* _Directions_:
Wherever the word "essential" turns up in a line of the entries, copy that line.

* _Information supplied_:

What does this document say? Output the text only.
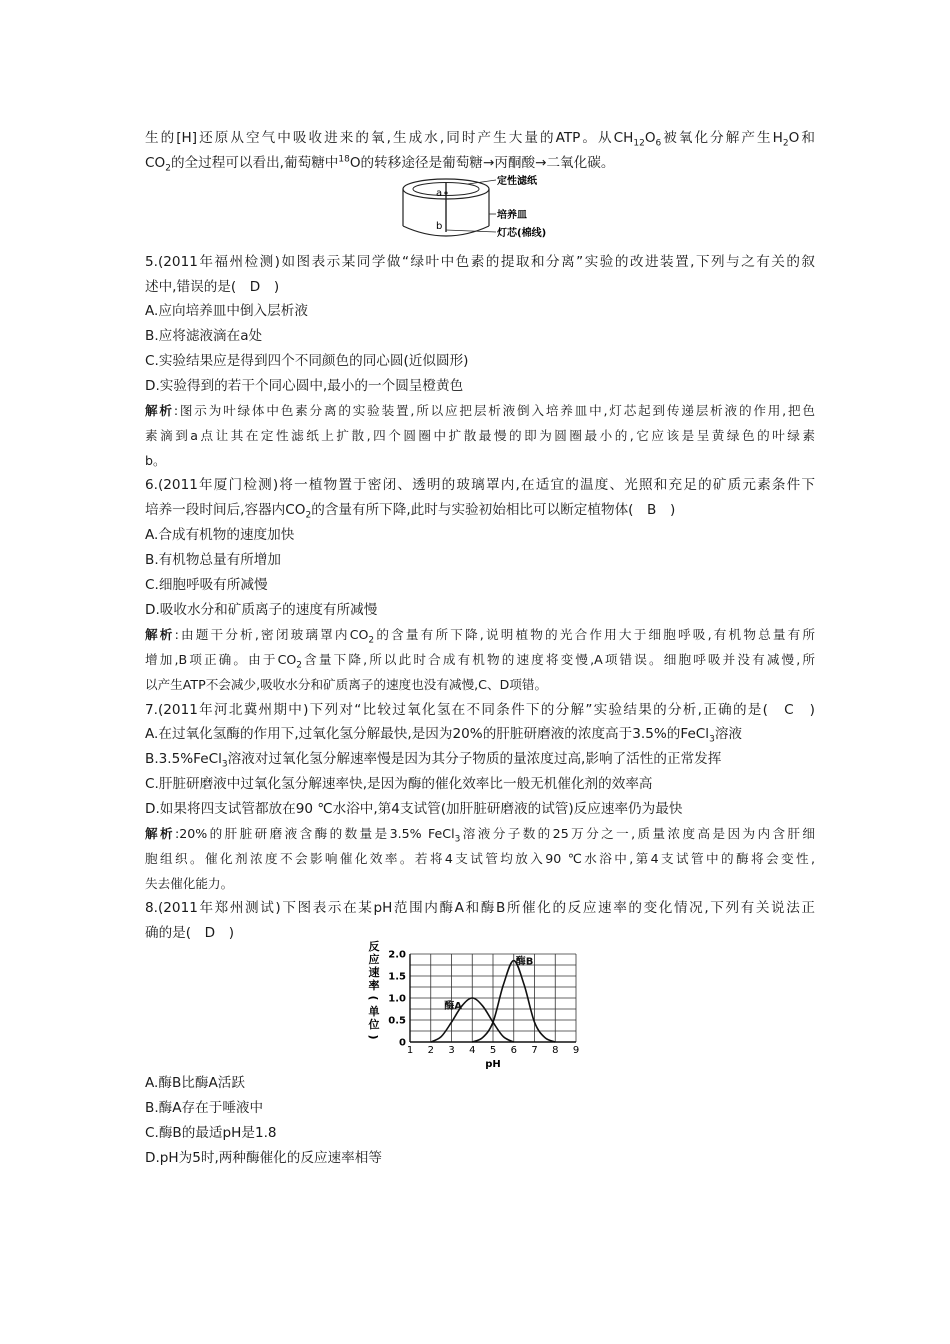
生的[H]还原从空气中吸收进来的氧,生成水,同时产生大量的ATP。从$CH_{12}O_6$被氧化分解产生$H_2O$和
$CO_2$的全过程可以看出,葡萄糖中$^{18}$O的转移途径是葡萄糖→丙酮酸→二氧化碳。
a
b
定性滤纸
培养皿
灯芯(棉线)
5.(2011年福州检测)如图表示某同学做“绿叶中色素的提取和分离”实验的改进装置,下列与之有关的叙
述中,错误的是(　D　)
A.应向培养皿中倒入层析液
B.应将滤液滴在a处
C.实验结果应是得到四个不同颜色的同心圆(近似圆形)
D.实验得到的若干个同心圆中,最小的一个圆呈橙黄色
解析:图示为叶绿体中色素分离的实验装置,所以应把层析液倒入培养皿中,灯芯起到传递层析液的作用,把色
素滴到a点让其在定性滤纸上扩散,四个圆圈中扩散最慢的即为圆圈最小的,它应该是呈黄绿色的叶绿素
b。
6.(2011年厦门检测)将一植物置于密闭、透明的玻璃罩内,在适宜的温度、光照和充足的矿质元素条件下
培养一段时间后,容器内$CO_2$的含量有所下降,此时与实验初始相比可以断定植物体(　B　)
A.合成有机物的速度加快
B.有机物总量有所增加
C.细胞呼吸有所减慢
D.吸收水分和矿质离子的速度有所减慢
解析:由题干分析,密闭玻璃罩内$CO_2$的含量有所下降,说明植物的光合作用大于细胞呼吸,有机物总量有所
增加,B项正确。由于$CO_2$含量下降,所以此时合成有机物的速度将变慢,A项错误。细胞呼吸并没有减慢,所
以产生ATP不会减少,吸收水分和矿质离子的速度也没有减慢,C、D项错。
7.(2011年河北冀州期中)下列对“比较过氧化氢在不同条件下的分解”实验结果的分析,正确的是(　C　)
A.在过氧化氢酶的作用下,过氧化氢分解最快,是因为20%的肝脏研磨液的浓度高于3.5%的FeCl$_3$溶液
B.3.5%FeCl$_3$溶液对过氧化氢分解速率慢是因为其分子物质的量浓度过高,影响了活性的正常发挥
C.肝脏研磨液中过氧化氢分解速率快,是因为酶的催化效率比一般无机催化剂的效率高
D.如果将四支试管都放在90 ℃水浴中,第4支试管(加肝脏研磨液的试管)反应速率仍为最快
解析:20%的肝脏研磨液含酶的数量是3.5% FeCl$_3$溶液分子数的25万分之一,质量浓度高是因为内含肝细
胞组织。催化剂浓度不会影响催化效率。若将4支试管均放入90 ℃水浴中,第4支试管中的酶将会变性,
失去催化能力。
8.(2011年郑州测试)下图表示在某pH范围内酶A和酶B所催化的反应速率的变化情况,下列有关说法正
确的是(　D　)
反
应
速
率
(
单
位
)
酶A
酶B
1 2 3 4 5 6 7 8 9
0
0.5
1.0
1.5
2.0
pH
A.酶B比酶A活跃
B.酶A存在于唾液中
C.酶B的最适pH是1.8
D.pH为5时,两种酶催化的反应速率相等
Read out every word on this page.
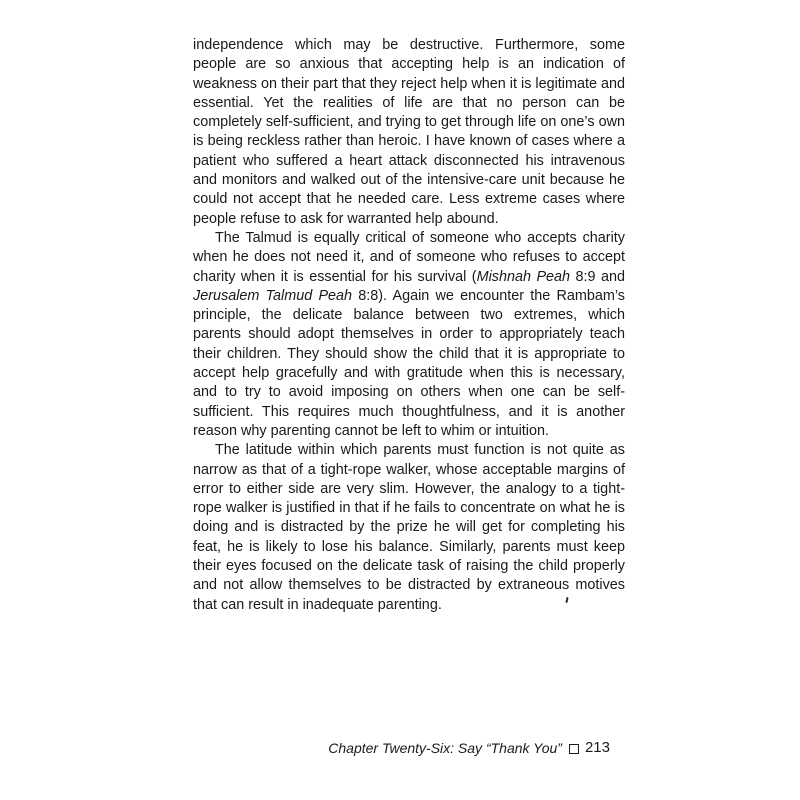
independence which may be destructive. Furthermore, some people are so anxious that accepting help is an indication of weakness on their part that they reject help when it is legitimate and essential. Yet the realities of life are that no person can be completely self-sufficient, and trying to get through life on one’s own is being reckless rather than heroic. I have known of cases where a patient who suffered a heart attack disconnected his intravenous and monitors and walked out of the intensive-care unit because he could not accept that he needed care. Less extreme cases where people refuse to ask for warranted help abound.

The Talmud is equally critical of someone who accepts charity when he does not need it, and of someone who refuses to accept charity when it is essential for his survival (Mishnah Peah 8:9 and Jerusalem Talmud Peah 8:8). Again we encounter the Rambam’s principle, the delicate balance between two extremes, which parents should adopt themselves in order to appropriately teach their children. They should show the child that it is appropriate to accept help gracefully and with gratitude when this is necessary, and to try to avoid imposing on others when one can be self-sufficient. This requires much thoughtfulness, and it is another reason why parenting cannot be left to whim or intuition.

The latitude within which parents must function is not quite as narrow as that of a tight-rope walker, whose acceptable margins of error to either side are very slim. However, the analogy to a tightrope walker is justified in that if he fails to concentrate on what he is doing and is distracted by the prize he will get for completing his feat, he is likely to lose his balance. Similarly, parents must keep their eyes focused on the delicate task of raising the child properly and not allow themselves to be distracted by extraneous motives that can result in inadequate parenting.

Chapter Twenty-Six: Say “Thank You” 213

* _Solved problem_:
independence which may be destructive. Furthermore, some people are so anxious that accepting help is an indication of weakness on their part that they reject help when it is legitimate and essential. Yet the realities of life are that no person can be completely self-sufficient, and trying to get through life on one’s own is being reckless rather than heroic. I have known of cases where a patient who suffered a heart attack disconnected his intravenous and monitors and walked out of the intensive-care unit because he could not accept that he needed care. Less extreme cases where people refuse to ask for warranted help abound.
The Talmud is equally critical of someone who accepts charity when he does not need it, and of someone who refuses to accept charity when it is essential for his survival (Mishnah Peah 8:9 and Jerusalem Talmud Peah 8:8). Again we encounter the Rambam’s principle, the delicate balance between two extremes, which parents should adopt themselves in order to appropriately teach their children. They should show the child that it is appropriate to accept help gracefully and with gratitude when this is necessary, and to try to avoid imposing on others when one can be self-sufficient. This requires much thoughtfulness, and it is another reason why parenting cannot be left to whim or intuition.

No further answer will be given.